-- Begin Rows --

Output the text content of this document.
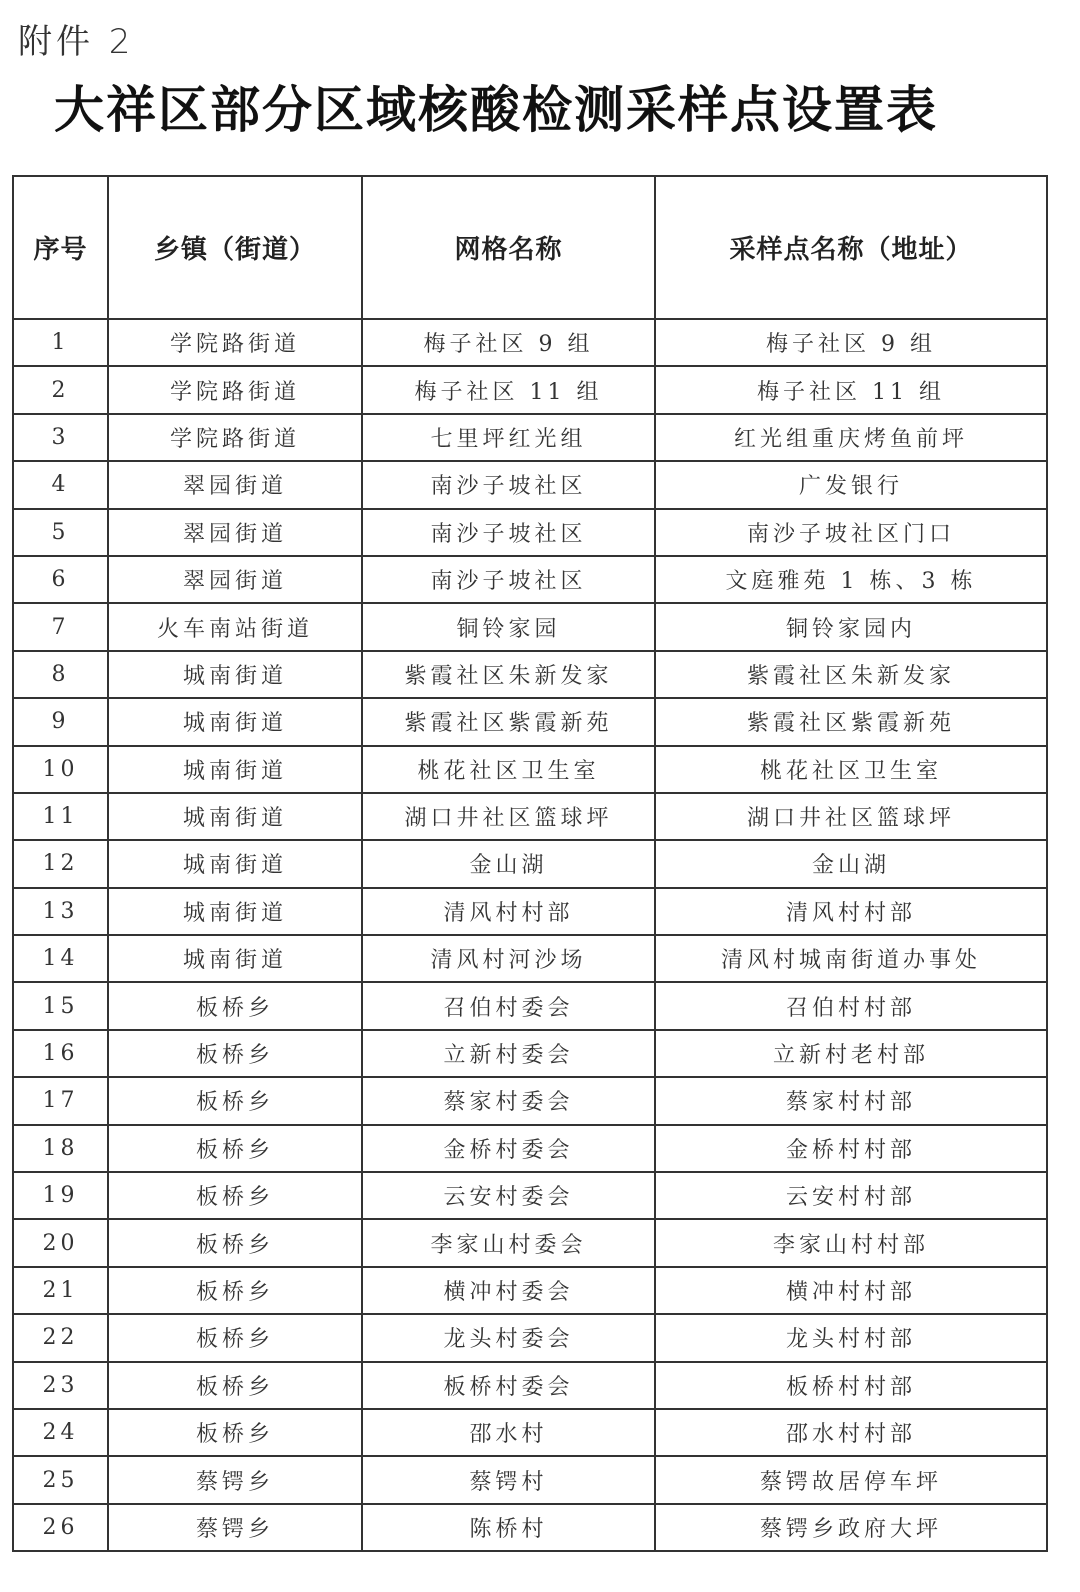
附件 2
大祥区部分区域核酸检测采样点设置表
序号	乡镇（街道）	网格名称	采样点名称（地址）
1	学院路街道	梅子社区 9 组	梅子社区 9 组
2	学院路街道	梅子社区 11 组	梅子社区 11 组
3	学院路街道	七里坪红光组	红光组重庆烤鱼前坪
4	翠园街道	南沙子坡社区	广发银行
5	翠园街道	南沙子坡社区	南沙子坡社区门口
6	翠园街道	南沙子坡社区	文庭雅苑 1 栋、3 栋
7	火车南站街道	铜铃家园	铜铃家园内
8	城南街道	紫霞社区朱新发家	紫霞社区朱新发家
9	城南街道	紫霞社区紫霞新苑	紫霞社区紫霞新苑
10	城南街道	桃花社区卫生室	桃花社区卫生室
11	城南街道	湖口井社区篮球坪	湖口井社区篮球坪
12	城南街道	金山湖	金山湖
13	城南街道	清风村村部	清风村村部
14	城南街道	清风村河沙场	清风村城南街道办事处
15	板桥乡	召伯村委会	召伯村村部
16	板桥乡	立新村委会	立新村老村部
17	板桥乡	蔡家村委会	蔡家村村部
18	板桥乡	金桥村委会	金桥村村部
19	板桥乡	云安村委会	云安村村部
20	板桥乡	李家山村委会	李家山村村部
21	板桥乡	横冲村委会	横冲村村部
22	板桥乡	龙头村委会	龙头村村部
23	板桥乡	板桥村委会	板桥村村部
24	板桥乡	邵水村	邵水村村部
25	蔡锷乡	蔡锷村	蔡锷故居停车坪
26	蔡锷乡	陈桥村	蔡锷乡政府大坪
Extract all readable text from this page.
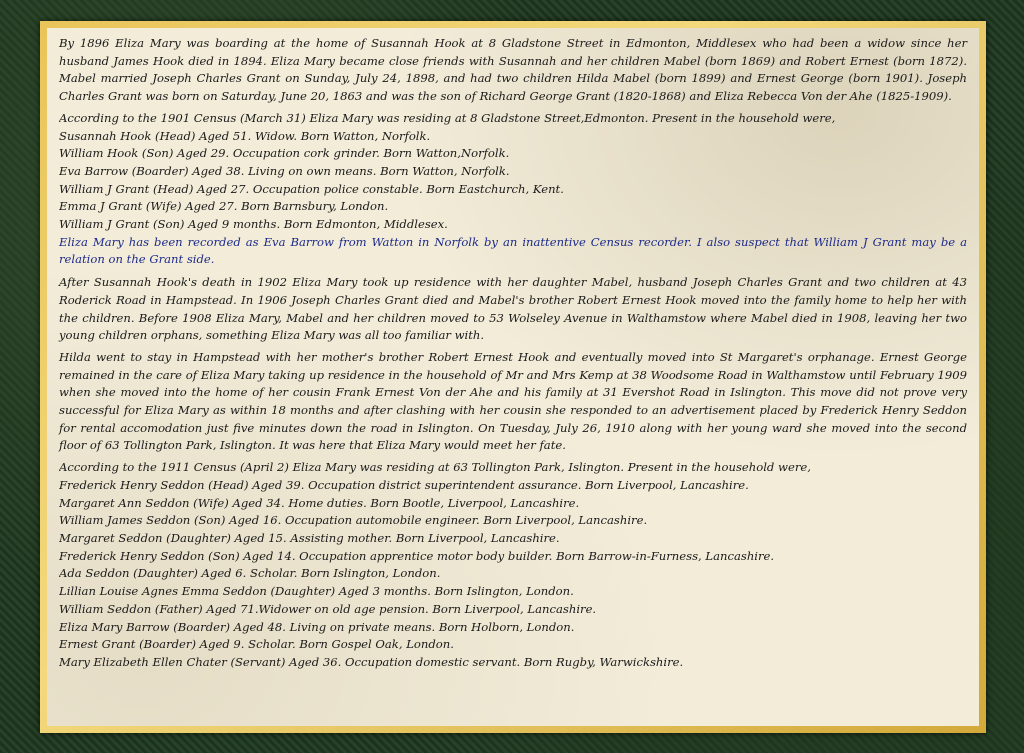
By 1896 Eliza Mary was boarding at the home of Susannah Hook at 8 Gladstone Street in Edmonton, Middlesex who had been a widow since her husband James Hook died in 1894. Eliza Mary became close friends with Susannah and her children Mabel (born 1869) and Robert Ernest (born 1872). Mabel married Joseph Charles Grant on Sunday, July 24, 1898, and had two children Hilda Mabel (born 1899) and Ernest George (born 1901). Joseph Charles Grant was born on Saturday, June 20, 1863 and was the son of Richard George Grant (1820-1868) and Eliza Rebecca Von der Ahe (1825-1909).

According to the 1901 Census (March 31) Eliza Mary was residing at 8 Gladstone Street,Edmonton. Present in the household were,
Susannah Hook (Head) Aged 51. Widow. Born Watton, Norfolk.
William Hook (Son) Aged 29. Occupation cork grinder. Born Watton,Norfolk.
Eva Barrow (Boarder) Aged 38. Living on own means. Born Watton, Norfolk.
William J Grant (Head) Aged 27. Occupation police constable. Born Eastchurch, Kent.
Emma J Grant (Wife) Aged 27. Born Barnsbury, London.
William J Grant (Son) Aged 9 months. Born Edmonton, Middlesex.
Eliza Mary has been recorded as Eva Barrow from Watton in Norfolk by an inattentive Census recorder. I also suspect that William J Grant may be a relation on the Grant side.

After Susannah Hook's death in 1902 Eliza Mary took up residence with her daughter Mabel, husband Joseph Charles Grant and two children at 43 Roderick Road in Hampstead. In 1906 Joseph Charles Grant died and Mabel's brother Robert Ernest Hook moved into the family home to help her with the children. Before 1908 Eliza Mary, Mabel and her children moved to 53 Wolseley Avenue in Walthamstow where Mabel died in 1908, leaving her two young children orphans, something Eliza Mary was all too familiar with.

Hilda went to stay in Hampstead with her mother's brother Robert Ernest Hook and eventually moved into St Margaret's orphanage. Ernest George remained in the care of Eliza Mary taking up residence in the household of Mr and Mrs Kemp at 38 Woodsome Road in Walthamstow until February 1909 when she moved into the home of her cousin Frank Ernest Von der Ahe and his family at 31 Evershot Road in Islington. This move did not prove very successful for Eliza Mary as within 18 months and after clashing with her cousin she responded to an advertisement placed by Frederick Henry Seddon for rental accomodation just five minutes down the road in Islington. On Tuesday, July 26, 1910 along with her young ward she moved into the second floor of 63 Tollington Park, Islington. It was here that Eliza Mary would meet her fate.

According to the 1911 Census (April 2) Eliza Mary was residing at 63 Tollington Park, Islington. Present in the household were,
Frederick Henry Seddon (Head) Aged 39. Occupation district superintendent assurance. Born Liverpool, Lancashire.
Margaret Ann Seddon (Wife) Aged 34. Home duties. Born Bootle, Liverpool, Lancashire.
William James Seddon (Son) Aged 16. Occupation automobile engineer. Born Liverpool, Lancashire.
Margaret Seddon (Daughter) Aged 15. Assisting mother. Born Liverpool, Lancashire.
Frederick Henry Seddon (Son) Aged 14. Occupation apprentice motor body builder. Born Barrow-in-Furness, Lancashire.
Ada Seddon (Daughter) Aged 6. Scholar. Born Islington, London.
Lillian Louise Agnes Emma Seddon (Daughter) Aged 3 months. Born Islington, London.
William Seddon (Father) Aged 71.Widower on old age pension. Born Liverpool, Lancashire.
Eliza Mary Barrow (Boarder) Aged 48. Living on private means. Born Holborn, London.
Ernest Grant (Boarder) Aged 9. Scholar. Born Gospel Oak, London.
Mary Elizabeth Ellen Chater (Servant) Aged 36. Occupation domestic servant. Born Rugby, Warwickshire.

-- End Rows --

To do: Work out how many lines of the listing above include the word "household". Report only the number.

Response to this task: 3